**Objective:** Type out the material below exactly.
-------- Supplied material --------
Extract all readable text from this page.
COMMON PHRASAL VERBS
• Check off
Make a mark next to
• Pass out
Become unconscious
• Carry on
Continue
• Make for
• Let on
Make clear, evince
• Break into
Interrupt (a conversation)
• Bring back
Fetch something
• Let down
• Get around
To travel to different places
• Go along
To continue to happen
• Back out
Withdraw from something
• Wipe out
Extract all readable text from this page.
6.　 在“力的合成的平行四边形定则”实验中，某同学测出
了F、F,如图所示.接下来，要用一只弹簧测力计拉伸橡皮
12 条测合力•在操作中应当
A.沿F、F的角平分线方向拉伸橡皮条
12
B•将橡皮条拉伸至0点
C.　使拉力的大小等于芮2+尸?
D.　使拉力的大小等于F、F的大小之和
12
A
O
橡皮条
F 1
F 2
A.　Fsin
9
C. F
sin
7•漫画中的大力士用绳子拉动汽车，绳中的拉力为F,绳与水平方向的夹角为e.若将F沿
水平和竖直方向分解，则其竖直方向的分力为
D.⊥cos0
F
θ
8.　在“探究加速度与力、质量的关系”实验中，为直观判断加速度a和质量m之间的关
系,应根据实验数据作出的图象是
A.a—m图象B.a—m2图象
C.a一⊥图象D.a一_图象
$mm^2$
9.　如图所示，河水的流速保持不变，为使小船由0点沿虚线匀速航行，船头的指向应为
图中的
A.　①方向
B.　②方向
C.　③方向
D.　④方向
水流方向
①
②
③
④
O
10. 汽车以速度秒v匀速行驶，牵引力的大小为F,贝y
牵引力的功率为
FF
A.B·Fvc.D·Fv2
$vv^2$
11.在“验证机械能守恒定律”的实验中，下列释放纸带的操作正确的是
--------
**Output of the task:**
Extract all readable text from this page.
COMMON PHRASAL VERBS
• Check off
Make a mark next to
• Pass out
Become unconscious
• Carry on
Continue
• Make for
• Let on
Make clear, evince
• Break into
Interrupt (a conversation)
• Bring back
Fetch something
• Let down
• Get around
To travel to different places
• Go along
To continue to happen
• Back out
Withdraw from something
• Wipe out
Extract all readable text from this page.
6.　 在“力的合成的平行四边形定则”实验中，某同学测出
了F、F,如图所示.接下来，要用一只弹簧测力计拉伸橡皮
12 条测合力•在操作中应当
A.沿F、F的角平分线方向拉伸橡皮条
12
B•将橡皮条拉伸至0点
C.　使拉力的大小等于芮2+尸?
D.　使拉力的大小等于F、F的大小之和
12
A
O
橡皮条
F 1
F 2
A.　Fsin
9
C. F
sin
7•漫画中的大力士用绳子拉动汽车，绳中的拉力为F,绳与水平方向的夹角为e.若将F沿
水平和竖直方向分解，则其竖直方向的分力为
D.⊥cos0
F
θ
8.　在“探究加速度与力、质量的关系”实验中，为直观判断加速度a和质量m之间的关
系,应根据实验数据作出的图象是
A.a—m图象B.a—m2图象
C.a一⊥图象D.a一_图象
$mm^2$
9.　如图所示，河水的流速保持不变，为使小船由0点沿虚线匀速航行，船头的指向应为
图中的
A.　①方向
B.　②方向
C.　③方向
D.　④方向
水流方向
①
②
③
④
O
10. 汽车以速度秒v匀速行驶，牵引力的大小为F,贝y
牵引力的功率为
FF
A.B·Fvc.D·Fv2
$vv^2$
11.在“验证机械能守恒定律”的实验中，下列释放纸带的操作正确的是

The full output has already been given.